• [AIM OF THE TASK]
Identify each line in the records below that contains the word "electron", and copy it.

• [GIVEN ENTRIES]
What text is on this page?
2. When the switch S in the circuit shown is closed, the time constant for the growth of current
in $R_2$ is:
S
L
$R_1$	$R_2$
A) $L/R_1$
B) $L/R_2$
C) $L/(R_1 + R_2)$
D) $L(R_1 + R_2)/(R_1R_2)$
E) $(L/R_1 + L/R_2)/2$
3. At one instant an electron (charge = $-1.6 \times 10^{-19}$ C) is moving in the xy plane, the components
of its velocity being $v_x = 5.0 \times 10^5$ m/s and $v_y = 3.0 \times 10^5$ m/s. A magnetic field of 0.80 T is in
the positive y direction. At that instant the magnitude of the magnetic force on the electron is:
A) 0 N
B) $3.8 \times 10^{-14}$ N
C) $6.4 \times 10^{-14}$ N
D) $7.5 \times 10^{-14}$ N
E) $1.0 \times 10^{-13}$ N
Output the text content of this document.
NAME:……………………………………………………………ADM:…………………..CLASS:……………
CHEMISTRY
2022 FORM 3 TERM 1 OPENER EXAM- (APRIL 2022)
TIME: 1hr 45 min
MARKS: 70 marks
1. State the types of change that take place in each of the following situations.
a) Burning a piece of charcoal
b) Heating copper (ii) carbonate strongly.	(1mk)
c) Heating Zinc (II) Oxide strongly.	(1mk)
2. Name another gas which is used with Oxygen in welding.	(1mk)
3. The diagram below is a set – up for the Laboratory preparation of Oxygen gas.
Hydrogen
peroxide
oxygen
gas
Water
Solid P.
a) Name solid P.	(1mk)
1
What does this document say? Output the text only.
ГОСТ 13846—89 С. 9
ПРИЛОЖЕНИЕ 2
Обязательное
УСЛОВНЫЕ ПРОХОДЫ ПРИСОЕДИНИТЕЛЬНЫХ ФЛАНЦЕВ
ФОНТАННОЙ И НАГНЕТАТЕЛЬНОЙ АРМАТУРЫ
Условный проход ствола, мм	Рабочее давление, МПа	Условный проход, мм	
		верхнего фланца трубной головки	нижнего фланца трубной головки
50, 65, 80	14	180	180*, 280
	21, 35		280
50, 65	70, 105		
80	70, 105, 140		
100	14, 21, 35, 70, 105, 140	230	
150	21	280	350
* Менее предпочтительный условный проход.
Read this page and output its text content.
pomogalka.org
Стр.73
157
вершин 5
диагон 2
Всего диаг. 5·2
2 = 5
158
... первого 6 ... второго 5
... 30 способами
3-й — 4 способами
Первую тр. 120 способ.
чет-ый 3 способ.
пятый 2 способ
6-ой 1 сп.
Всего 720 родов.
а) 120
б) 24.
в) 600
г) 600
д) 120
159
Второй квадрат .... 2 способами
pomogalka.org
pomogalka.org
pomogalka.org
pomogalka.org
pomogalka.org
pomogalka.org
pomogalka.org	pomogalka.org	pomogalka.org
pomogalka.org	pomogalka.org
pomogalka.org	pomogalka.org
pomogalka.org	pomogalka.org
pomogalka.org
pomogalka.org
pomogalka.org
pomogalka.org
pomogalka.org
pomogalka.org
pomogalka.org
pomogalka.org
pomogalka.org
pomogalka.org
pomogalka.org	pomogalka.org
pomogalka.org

• [RESPONSE TO THIS TASK]
3. At one instant an electron (charge = $-1.6 \times 10^{-19}$ C) is moving in the xy plane, the components
the positive y direction. At that instant the magnitude of the magnetic force on the electron is:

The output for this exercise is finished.